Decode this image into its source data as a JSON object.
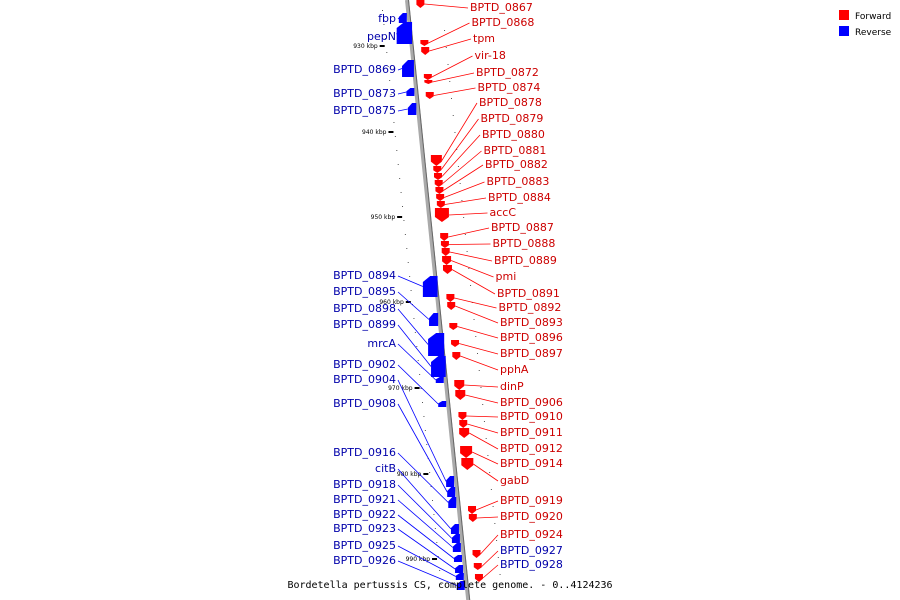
{
  "caption": "Bordetella pertussis CS, complete genome. - 0..4124236",
  "legend": [
    {
      "label": "Forward",
      "color": "#ff0000"
    },
    {
      "label": "Reverse",
      "color": "#0000ff"
    }
  ],
  "colors": {
    "forward": "#ff0000",
    "reverse": "#0000ff",
    "forward_label": "#cc0000",
    "reverse_label": "#0000aa",
    "backbone": "#999999"
  },
  "ticks": [
    "930 kbp",
    "940 kbp",
    "950 kbp",
    "960 kbp",
    "970 kbp",
    "980 kbp",
    "990 kbp"
  ],
  "reverse_genes": [
    "fbp",
    "pepN",
    "BPTD_0869",
    "BPTD_0873",
    "BPTD_0875",
    "BPTD_0894",
    "BPTD_0895",
    "BPTD_0898",
    "BPTD_0899",
    "mrcA",
    "BPTD_0902",
    "BPTD_0904",
    "BPTD_0908",
    "BPTD_0916",
    "citB",
    "BPTD_0918",
    "BPTD_0921",
    "BPTD_0922",
    "BPTD_0923",
    "BPTD_0925",
    "BPTD_0926"
  ],
  "forward_genes": [
    "BPTD_0867",
    "BPTD_0868",
    "tpm",
    "vir-18",
    "BPTD_0872",
    "BPTD_0874",
    "BPTD_0878",
    "BPTD_0879",
    "BPTD_0880",
    "BPTD_0881",
    "BPTD_0882",
    "BPTD_0883",
    "BPTD_0884",
    "accC",
    "BPTD_0887",
    "BPTD_0888",
    "BPTD_0889",
    "pmi",
    "BPTD_0891",
    "BPTD_0892",
    "BPTD_0893",
    "BPTD_0896",
    "BPTD_0897",
    "pphA",
    "dinP",
    "BPTD_0906",
    "BPTD_0910",
    "BPTD_0911",
    "BPTD_0912",
    "BPTD_0914",
    "gabD",
    "BPTD_0919",
    "BPTD_0920",
    "BPTD_0924",
    "BPTD_0927",
    "BPTD_0928"
  ]
}
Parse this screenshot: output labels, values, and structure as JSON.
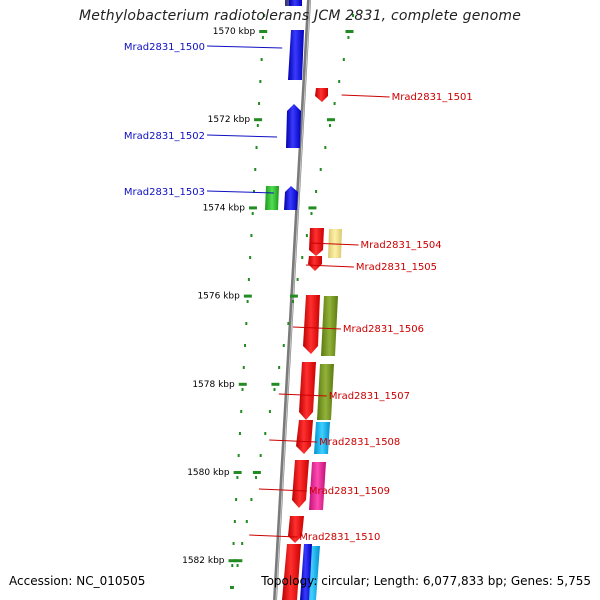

_ASSIGNMENT_
Apart from the pictures, the entries above are to be repeated in full and exactly.

_OUTPUT OF THE EXERCISE_
Decode this image into its source data as a JSON object.
{
  "caption": "Bordetella pertussis CS, complete genome. - 0..4124236",
  "legend": [
    {
      "label": "Forward",
      "color": "#ff0000"
    },
    {
      "label": "Reverse",
      "color": "#0000ff"
    }
  ],
  "colors": {
    "forward": "#ff0000",
    "reverse": "#0000ff",
    "forward_label": "#cc0000",
    "reverse_label": "#0000aa",
    "backbone": "#999999"
  },
  "ticks": [
    "930 kbp",
    "940 kbp",
    "950 kbp",
    "960 kbp",
    "970 kbp",
    "980 kbp",
    "990 kbp"
  ],
  "reverse_genes": [
    "fbp",
    "pepN",
    "BPTD_0869",
    "BPTD_0873",
    "BPTD_0875",
    "BPTD_0894",
    "BPTD_0895",
    "BPTD_0898",
    "BPTD_0899",
    "mrcA",
    "BPTD_0902",
    "BPTD_0904",
    "BPTD_0908",
    "BPTD_0916",
    "citB",
    "BPTD_0918",
    "BPTD_0921",
    "BPTD_0922",
    "BPTD_0923",
    "BPTD_0925",
    "BPTD_0926"
  ],
  "forward_genes": [
    "BPTD_0867",
    "BPTD_0868",
    "tpm",
    "vir-18",
    "BPTD_0872",
    "BPTD_0874",
    "BPTD_0878",
    "BPTD_0879",
    "BPTD_0880",
    "BPTD_0881",
    "BPTD_0882",
    "BPTD_0883",
    "BPTD_0884",
    "accC",
    "BPTD_0887",
    "BPTD_0888",
    "BPTD_0889",
    "pmi",
    "BPTD_0891",
    "BPTD_0892",
    "BPTD_0893",
    "BPTD_0896",
    "BPTD_0897",
    "pphA",
    "dinP",
    "BPTD_0906",
    "BPTD_0910",
    "BPTD_0911",
    "BPTD_0912",
    "BPTD_0914",
    "gabD",
    "BPTD_0919",
    "BPTD_0920",
    "BPTD_0924",
    "BPTD_0927",
    "BPTD_0928"
  ]
}
Parse this screenshot: output labels, values, and structure as JSON.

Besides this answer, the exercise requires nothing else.